Entries follow. Set all of them down as they stand.

- [EXCERPTED RECORDS]
┌──
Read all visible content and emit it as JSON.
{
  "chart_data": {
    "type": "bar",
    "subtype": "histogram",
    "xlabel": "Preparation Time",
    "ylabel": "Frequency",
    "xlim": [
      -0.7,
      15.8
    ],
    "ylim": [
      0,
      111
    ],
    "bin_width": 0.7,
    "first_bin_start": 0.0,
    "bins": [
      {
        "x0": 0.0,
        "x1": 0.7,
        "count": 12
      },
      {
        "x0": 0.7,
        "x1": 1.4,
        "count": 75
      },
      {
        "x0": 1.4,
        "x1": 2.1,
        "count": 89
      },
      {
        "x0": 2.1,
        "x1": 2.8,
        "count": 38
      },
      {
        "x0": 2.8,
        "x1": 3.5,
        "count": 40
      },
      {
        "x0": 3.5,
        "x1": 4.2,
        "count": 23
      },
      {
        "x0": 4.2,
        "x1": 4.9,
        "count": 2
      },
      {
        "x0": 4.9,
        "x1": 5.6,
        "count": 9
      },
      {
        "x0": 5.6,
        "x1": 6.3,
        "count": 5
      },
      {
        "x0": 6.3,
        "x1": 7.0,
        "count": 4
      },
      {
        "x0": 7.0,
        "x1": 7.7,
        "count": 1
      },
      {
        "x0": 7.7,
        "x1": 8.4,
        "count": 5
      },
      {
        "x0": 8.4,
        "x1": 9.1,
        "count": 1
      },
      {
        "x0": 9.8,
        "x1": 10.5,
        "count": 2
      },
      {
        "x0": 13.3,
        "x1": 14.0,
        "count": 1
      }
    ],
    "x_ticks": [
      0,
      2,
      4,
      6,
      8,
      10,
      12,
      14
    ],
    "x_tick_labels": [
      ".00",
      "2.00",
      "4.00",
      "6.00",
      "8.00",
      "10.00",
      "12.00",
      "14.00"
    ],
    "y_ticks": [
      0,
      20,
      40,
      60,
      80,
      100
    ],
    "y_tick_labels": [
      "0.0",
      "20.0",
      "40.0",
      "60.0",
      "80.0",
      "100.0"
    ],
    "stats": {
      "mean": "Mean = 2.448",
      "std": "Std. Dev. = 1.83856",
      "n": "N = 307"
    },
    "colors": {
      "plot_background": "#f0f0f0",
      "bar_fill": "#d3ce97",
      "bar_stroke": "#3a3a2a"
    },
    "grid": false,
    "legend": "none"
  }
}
└──
- [OUTPUT FOR THIS EXERCISE]
Read all visible content and emit it as JSON.
{
  "chart_data": {
    "type": "bar",
    "subtype": "histogram",
    "xlabel": "Preparation Time",
    "ylabel": "Frequency",
    "xlim": [
      -0.7,
      15.8
    ],
    "ylim": [
      0,
      111
    ],
    "bin_width": 0.7,
    "first_bin_start": 0.0,
    "bins": [
      {
        "x0": 0.0,
        "x1": 0.7,
        "count": 12
      },
      {
        "x0": 0.7,
        "x1": 1.4,
        "count": 75
      },
      {
        "x0": 1.4,
        "x1": 2.1,
        "count": 89
      },
      {
        "x0": 2.1,
        "x1": 2.8,
        "count": 38
      },
      {
        "x0": 2.8,
        "x1": 3.5,
        "count": 40
      },
      {
        "x0": 3.5,
        "x1": 4.2,
        "count": 23
      },
      {
        "x0": 4.2,
        "x1": 4.9,
        "count": 2
      },
      {
        "x0": 4.9,
        "x1": 5.6,
        "count": 9
      },
      {
        "x0": 5.6,
        "x1": 6.3,
        "count": 5
      },
      {
        "x0": 6.3,
        "x1": 7.0,
        "count": 4
      },
      {
        "x0": 7.0,
        "x1": 7.7,
        "count": 1
      },
      {
        "x0": 7.7,
        "x1": 8.4,
        "count": 5
      },
      {
        "x0": 8.4,
        "x1": 9.1,
        "count": 1
      },
      {
        "x0": 9.8,
        "x1": 10.5,
        "count": 2
      },
      {
        "x0": 13.3,
        "x1": 14.0,
        "count": 1
      }
    ],
    "x_ticks": [
      0,
      2,
      4,
      6,
      8,
      10,
      12,
      14
    ],
    "x_tick_labels": [
      ".00",
      "2.00",
      "4.00",
      "6.00",
      "8.00",
      "10.00",
      "12.00",
      "14.00"
    ],
    "y_ticks": [
      0,
      20,
      40,
      60,
      80,
      100
    ],
    "y_tick_labels": [
      "0.0",
      "20.0",
      "40.0",
      "60.0",
      "80.0",
      "100.0"
    ],
    "stats": {
      "mean": "Mean = 2.448",
      "std": "Std. Dev. = 1.83856",
      "n": "N = 307"
    },
    "colors": {
      "plot_background": "#f0f0f0",
      "bar_fill": "#d3ce97",
      "bar_stroke": "#3a3a2a"
    },
    "grid": false,
    "legend": "none"
  }
}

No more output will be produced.